## DATA LISTING:
## begin

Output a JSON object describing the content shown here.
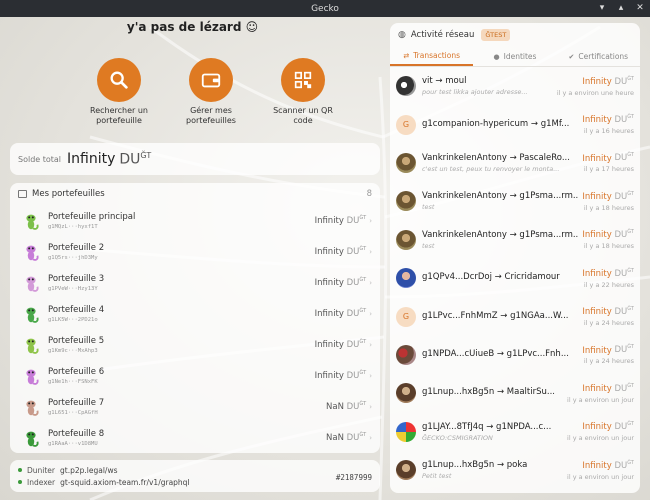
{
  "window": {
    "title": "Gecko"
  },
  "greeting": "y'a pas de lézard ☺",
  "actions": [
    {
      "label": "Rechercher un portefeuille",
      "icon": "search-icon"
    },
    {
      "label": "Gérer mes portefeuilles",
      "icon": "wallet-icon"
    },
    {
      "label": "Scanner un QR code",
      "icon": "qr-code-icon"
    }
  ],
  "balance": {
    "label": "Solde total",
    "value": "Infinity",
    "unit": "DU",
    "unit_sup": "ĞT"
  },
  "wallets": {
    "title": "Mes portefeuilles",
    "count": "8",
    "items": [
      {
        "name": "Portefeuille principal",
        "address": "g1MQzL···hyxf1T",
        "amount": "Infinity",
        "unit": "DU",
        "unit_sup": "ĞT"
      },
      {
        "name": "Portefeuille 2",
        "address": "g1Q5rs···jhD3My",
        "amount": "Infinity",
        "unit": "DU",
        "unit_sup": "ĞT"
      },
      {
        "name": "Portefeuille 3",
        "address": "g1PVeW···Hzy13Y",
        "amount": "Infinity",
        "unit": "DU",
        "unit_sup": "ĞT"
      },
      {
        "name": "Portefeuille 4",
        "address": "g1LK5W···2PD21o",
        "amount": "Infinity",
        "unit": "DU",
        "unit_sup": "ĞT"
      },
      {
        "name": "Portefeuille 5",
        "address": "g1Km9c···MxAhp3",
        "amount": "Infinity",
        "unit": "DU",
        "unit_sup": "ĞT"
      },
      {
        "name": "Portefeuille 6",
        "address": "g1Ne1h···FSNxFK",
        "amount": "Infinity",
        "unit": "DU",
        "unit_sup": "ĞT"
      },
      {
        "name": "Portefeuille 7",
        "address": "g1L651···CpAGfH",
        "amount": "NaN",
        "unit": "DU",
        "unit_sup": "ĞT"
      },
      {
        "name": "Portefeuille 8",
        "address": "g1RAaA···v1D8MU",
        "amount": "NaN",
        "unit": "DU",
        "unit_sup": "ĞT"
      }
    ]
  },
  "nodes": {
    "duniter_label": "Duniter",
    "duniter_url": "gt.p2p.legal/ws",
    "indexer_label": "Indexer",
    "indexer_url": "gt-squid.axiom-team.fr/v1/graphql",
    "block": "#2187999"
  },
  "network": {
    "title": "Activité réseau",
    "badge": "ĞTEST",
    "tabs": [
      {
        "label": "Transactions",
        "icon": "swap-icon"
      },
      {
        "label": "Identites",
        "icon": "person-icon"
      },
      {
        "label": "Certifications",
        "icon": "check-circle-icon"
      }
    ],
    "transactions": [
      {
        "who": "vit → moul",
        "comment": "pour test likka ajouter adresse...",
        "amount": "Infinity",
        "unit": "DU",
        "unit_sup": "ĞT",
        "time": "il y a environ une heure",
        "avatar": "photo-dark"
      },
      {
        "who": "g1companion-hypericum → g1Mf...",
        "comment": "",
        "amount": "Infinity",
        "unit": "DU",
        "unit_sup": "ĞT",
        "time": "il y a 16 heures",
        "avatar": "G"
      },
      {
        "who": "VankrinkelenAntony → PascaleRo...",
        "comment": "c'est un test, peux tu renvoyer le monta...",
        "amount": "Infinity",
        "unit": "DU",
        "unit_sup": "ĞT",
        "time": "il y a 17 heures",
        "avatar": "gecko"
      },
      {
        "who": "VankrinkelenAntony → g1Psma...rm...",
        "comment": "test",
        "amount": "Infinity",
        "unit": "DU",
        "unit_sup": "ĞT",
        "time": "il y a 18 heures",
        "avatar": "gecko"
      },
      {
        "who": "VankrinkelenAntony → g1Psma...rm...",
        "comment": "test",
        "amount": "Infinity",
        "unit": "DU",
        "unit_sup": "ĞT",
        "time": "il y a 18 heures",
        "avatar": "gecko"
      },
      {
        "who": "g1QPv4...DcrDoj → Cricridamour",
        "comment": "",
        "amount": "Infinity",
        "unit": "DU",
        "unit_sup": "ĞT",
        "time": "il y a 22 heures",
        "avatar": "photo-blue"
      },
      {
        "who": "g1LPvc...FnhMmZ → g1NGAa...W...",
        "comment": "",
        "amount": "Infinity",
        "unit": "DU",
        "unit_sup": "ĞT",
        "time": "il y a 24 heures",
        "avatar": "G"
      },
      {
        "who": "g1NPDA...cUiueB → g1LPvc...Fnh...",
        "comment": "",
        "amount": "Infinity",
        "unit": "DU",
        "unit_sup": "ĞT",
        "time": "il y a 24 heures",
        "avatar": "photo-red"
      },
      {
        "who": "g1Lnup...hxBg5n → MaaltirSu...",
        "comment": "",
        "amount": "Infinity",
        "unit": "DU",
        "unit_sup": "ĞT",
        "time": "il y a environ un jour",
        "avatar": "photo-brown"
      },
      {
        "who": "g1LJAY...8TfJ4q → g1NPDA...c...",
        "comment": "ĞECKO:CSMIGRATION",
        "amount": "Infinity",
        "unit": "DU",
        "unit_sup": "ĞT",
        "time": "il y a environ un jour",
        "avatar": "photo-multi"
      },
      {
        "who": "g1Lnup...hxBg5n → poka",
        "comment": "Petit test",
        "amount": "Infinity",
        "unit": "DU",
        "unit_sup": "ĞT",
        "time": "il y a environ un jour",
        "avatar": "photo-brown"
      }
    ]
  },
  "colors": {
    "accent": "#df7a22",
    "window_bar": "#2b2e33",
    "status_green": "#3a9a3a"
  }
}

## end

## THE REQUEST:
Show all lines from the records above where the word "title" occurs.

## THE SOLUTION:
    "title": "Gecko"
    "title": "Mes portefeuilles",
    "title": "Activité réseau",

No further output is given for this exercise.